### SET PROBLEM
Among the lines below, count those containing the word "legend". Give the number only.

===

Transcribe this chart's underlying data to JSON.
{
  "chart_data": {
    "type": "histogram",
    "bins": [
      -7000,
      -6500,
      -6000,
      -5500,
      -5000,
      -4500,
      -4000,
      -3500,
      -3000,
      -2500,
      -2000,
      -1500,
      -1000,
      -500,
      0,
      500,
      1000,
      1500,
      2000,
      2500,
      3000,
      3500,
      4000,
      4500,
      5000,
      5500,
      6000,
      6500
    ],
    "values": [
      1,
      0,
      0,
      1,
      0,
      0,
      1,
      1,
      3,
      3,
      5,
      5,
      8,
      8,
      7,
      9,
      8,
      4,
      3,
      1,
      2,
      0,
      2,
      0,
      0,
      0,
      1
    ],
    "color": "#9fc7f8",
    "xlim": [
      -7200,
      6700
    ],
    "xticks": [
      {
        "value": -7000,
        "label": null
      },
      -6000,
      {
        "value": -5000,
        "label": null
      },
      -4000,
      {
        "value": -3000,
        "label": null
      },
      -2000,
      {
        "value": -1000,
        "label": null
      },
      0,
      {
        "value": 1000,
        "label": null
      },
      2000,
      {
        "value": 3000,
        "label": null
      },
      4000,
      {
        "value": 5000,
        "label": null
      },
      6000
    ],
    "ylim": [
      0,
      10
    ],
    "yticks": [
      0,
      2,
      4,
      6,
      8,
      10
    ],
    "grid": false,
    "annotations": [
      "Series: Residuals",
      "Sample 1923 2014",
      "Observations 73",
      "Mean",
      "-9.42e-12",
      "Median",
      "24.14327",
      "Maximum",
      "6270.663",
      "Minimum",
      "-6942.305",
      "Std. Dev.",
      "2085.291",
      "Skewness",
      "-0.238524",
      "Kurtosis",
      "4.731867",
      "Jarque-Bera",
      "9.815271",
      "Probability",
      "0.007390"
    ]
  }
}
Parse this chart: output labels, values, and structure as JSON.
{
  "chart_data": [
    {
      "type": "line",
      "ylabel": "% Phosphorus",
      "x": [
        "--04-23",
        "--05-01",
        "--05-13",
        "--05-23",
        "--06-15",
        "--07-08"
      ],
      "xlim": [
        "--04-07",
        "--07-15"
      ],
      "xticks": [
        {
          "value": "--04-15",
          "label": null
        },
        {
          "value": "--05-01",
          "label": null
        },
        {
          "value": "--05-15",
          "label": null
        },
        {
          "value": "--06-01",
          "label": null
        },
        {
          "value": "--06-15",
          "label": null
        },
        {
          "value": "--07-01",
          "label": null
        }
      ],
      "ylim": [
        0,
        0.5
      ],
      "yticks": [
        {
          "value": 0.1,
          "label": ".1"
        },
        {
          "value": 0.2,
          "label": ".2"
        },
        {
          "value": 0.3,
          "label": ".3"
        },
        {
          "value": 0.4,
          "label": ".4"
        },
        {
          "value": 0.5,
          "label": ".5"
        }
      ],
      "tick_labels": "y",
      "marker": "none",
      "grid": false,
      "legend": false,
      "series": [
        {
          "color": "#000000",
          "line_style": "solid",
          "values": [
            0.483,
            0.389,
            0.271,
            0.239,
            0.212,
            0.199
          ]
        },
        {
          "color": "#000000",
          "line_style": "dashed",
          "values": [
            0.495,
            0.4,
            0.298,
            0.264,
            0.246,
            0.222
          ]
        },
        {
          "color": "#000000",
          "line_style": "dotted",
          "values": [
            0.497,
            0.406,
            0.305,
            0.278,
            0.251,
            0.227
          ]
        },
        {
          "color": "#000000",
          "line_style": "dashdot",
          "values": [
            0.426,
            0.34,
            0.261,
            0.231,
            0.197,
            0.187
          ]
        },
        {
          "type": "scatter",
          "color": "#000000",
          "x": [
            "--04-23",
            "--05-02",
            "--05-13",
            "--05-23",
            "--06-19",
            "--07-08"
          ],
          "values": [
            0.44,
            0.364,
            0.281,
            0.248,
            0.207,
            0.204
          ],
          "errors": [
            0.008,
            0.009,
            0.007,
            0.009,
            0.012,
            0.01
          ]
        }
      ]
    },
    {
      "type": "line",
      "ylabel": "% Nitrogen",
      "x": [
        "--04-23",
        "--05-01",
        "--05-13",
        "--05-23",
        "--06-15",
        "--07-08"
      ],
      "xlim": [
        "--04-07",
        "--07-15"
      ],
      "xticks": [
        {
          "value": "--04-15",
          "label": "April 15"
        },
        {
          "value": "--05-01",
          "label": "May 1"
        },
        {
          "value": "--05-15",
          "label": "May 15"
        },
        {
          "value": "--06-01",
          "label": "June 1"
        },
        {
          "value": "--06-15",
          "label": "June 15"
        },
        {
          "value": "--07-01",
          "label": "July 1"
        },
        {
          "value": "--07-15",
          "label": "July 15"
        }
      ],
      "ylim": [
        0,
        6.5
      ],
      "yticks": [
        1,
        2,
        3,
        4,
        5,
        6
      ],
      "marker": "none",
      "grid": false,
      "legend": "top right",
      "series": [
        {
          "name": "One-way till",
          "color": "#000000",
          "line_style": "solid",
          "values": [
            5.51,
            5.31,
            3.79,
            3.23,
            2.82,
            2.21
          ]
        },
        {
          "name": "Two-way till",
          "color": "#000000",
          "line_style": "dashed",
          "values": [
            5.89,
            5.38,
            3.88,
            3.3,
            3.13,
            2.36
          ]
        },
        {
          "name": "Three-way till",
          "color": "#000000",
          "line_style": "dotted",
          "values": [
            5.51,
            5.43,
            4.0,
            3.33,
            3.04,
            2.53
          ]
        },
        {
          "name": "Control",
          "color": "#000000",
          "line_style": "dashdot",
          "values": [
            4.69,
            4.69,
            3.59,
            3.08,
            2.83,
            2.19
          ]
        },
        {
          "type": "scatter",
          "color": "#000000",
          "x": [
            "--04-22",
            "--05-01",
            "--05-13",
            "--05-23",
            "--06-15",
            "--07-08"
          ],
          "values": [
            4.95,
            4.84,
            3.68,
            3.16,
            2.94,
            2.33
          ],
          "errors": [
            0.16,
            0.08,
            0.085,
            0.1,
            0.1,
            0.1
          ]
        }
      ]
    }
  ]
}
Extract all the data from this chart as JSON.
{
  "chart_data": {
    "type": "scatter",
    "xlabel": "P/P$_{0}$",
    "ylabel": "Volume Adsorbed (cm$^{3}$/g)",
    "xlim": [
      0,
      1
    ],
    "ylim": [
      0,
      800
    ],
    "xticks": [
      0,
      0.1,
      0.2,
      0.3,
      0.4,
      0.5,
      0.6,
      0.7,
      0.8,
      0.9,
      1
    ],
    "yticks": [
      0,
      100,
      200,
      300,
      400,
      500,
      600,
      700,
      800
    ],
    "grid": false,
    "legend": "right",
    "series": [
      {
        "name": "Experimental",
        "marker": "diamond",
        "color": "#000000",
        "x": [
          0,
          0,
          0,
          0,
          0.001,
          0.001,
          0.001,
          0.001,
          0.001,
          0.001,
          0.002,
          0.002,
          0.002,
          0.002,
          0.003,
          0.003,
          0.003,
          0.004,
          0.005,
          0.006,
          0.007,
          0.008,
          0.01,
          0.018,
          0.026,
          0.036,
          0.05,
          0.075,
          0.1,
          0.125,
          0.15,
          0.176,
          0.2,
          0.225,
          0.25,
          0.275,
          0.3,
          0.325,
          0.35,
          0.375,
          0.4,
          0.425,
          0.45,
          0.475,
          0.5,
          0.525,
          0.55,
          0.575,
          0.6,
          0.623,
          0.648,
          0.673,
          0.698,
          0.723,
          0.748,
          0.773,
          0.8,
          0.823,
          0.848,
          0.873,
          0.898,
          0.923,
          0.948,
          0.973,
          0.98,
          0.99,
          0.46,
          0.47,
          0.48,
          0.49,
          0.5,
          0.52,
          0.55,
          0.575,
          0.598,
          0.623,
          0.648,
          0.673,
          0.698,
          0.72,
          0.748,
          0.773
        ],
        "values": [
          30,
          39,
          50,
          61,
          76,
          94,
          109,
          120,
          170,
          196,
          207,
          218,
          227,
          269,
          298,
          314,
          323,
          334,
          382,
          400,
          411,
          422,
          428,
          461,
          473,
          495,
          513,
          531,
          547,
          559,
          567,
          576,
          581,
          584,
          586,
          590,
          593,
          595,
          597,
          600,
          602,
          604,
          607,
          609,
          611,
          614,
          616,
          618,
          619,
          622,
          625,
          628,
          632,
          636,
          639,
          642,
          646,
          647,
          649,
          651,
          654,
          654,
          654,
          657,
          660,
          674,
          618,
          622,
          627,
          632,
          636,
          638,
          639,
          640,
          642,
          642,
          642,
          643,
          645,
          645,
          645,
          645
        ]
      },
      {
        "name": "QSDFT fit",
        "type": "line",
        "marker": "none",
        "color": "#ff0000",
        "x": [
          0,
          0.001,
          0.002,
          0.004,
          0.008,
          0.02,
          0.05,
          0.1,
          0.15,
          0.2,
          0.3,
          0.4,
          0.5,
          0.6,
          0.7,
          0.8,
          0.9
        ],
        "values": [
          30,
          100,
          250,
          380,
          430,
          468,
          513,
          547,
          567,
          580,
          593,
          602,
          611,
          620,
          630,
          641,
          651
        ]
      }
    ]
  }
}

===

### FINISHED EXERCISE
3